# [WORK INSTRUCTIONS]
List each line holding the string "value".

# [Data listing]

.....

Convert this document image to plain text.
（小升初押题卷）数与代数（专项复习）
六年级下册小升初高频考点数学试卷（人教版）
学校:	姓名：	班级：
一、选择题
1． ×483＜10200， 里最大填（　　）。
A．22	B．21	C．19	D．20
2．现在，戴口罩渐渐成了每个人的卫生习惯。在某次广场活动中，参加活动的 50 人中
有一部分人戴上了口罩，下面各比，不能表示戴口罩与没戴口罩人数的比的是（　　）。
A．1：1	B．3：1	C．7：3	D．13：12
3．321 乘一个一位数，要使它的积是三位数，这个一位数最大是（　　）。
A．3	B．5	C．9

.....

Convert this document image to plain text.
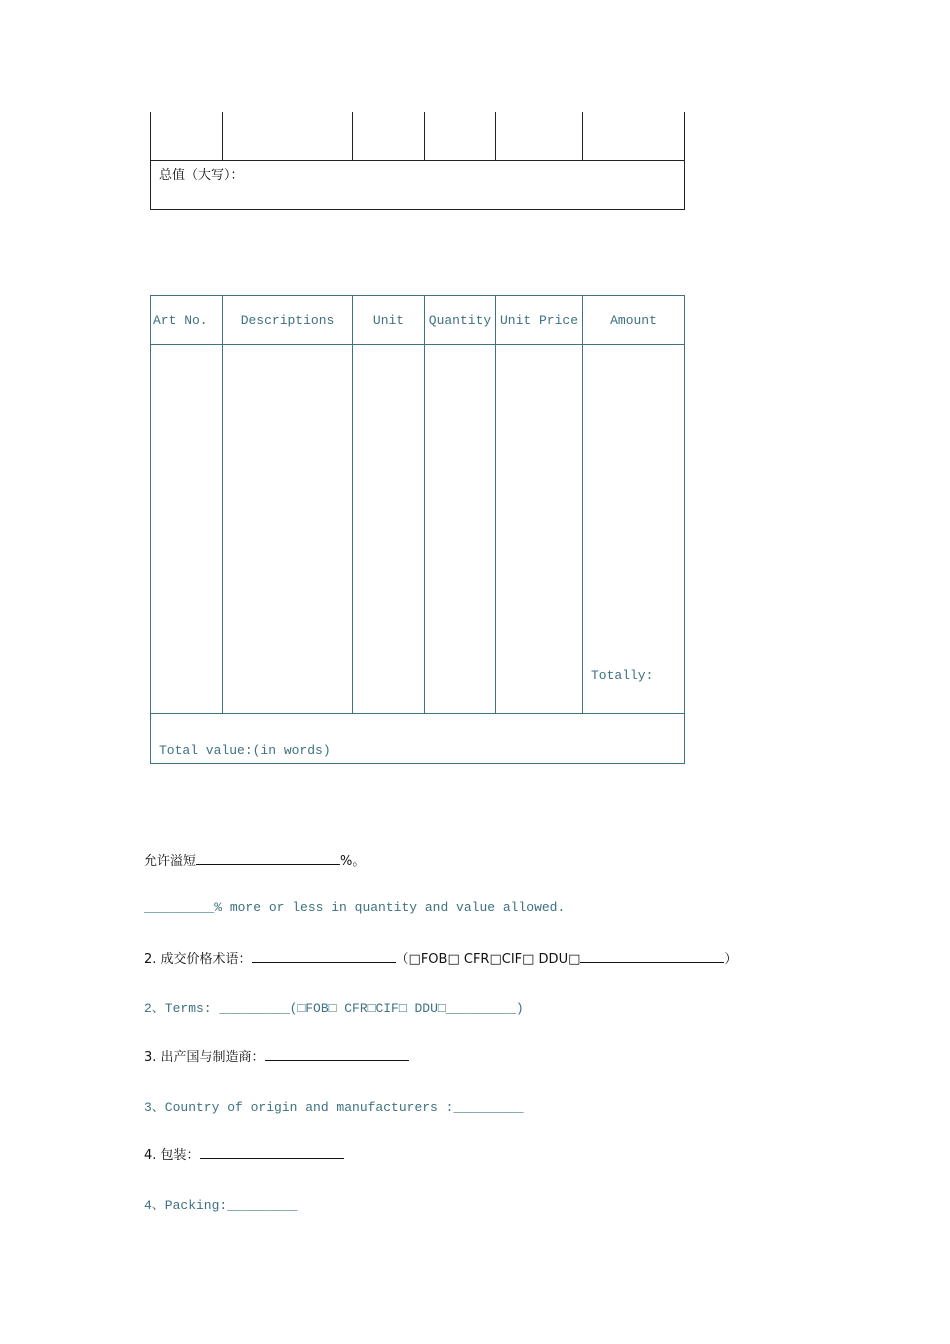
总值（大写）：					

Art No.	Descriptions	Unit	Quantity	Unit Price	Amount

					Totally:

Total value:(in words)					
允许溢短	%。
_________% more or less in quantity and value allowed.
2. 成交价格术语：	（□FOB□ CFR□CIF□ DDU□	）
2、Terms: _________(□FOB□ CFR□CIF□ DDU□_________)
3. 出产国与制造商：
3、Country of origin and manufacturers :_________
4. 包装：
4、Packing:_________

.....

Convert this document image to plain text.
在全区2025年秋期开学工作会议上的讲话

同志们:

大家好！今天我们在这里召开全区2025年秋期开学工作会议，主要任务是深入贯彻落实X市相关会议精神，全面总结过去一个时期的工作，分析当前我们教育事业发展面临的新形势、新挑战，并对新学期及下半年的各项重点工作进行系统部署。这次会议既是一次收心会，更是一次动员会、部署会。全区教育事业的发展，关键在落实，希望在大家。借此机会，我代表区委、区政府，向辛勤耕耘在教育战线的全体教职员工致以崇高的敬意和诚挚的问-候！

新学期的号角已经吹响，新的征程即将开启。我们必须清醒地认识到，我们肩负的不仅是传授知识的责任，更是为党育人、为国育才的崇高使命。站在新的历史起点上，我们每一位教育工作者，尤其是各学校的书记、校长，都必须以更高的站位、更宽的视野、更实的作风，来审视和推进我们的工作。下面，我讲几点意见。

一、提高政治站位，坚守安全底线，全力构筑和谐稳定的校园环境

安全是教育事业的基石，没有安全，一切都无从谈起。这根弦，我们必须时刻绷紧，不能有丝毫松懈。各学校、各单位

.....

# [EXERCISE ANSWER]
Total value:(in words)					
_________% more or less in quantity and value allowed.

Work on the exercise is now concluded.